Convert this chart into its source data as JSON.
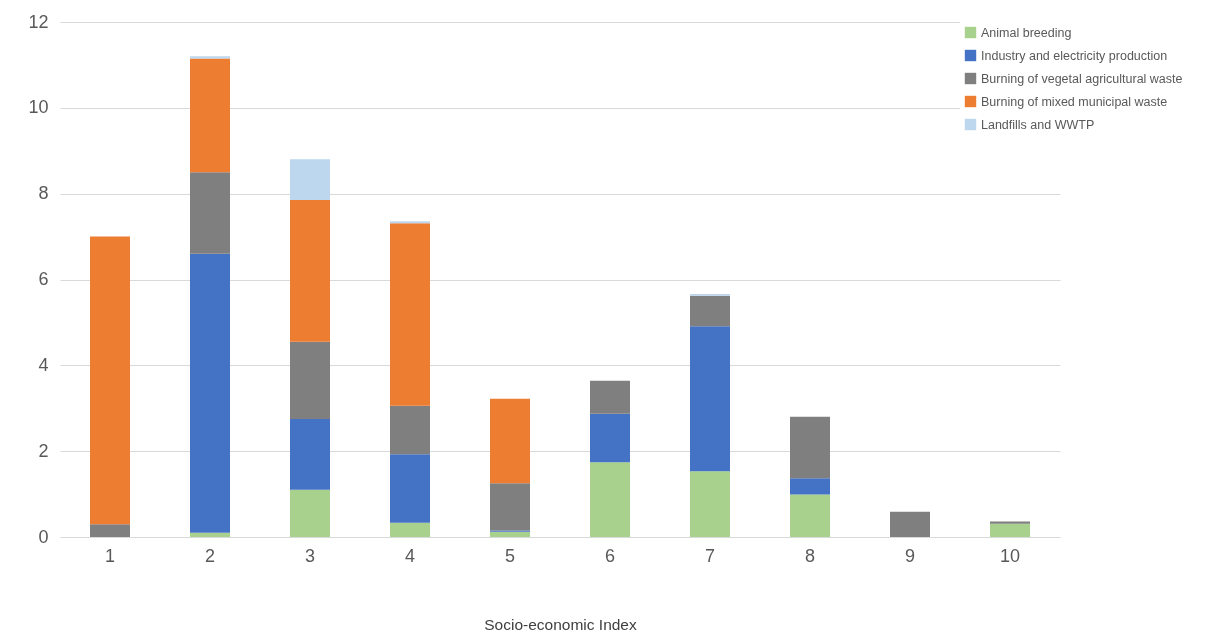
{
  "chart_data": {
    "type": "bar",
    "stacked": true,
    "xlabel": "Socio-economic Index",
    "categories": [
      "1",
      "2",
      "3",
      "4",
      "5",
      "6",
      "7",
      "8",
      "9",
      "10"
    ],
    "series": [
      {
        "name": "Animal breeding",
        "color": "#a9d18e",
        "values": [
          0,
          0.1,
          1.1,
          0.33,
          0.12,
          1.74,
          1.53,
          0.99,
          0,
          0.31
        ]
      },
      {
        "name": "Industry and electricity production",
        "color": "#4472c4",
        "values": [
          0,
          6.5,
          1.65,
          1.6,
          0.03,
          1.13,
          3.38,
          0.38,
          0,
          0
        ]
      },
      {
        "name": "Burning of vegetal agricultural waste",
        "color": "#7f7f7f",
        "values": [
          0.3,
          1.9,
          1.8,
          1.13,
          1.1,
          0.77,
          0.71,
          1.43,
          0.59,
          0.05
        ]
      },
      {
        "name": "Burning of mixed municipal waste",
        "color": "#ed7d31",
        "values": [
          6.7,
          2.65,
          3.3,
          4.25,
          1.97,
          0,
          0,
          0,
          0,
          0
        ]
      },
      {
        "name": "Landfills and WWTP",
        "color": "#bdd7ee",
        "values": [
          0,
          0.05,
          0.95,
          0.05,
          0,
          0,
          0.04,
          0,
          0,
          0
        ]
      }
    ],
    "ylim": [
      0,
      12
    ],
    "yticks": [
      0,
      2,
      4,
      6,
      8,
      10,
      12
    ],
    "grid": "y",
    "legend": "top right"
  }
}
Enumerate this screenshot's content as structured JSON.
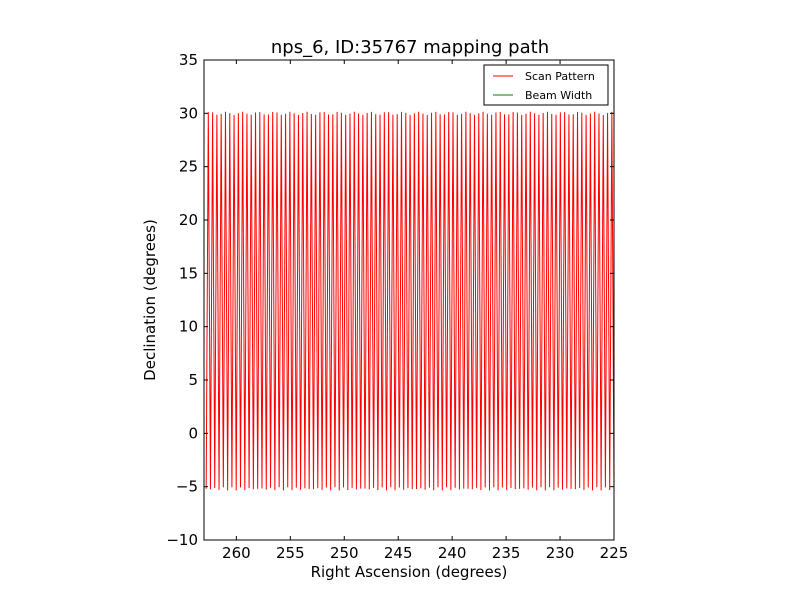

*****

§ What you have to do
Scan the listing above. Gather each line that contains the word "this".

§ Task answer
Convert this chart into its source data as JSON.
Enumerate this screenshot's content as structured JSON.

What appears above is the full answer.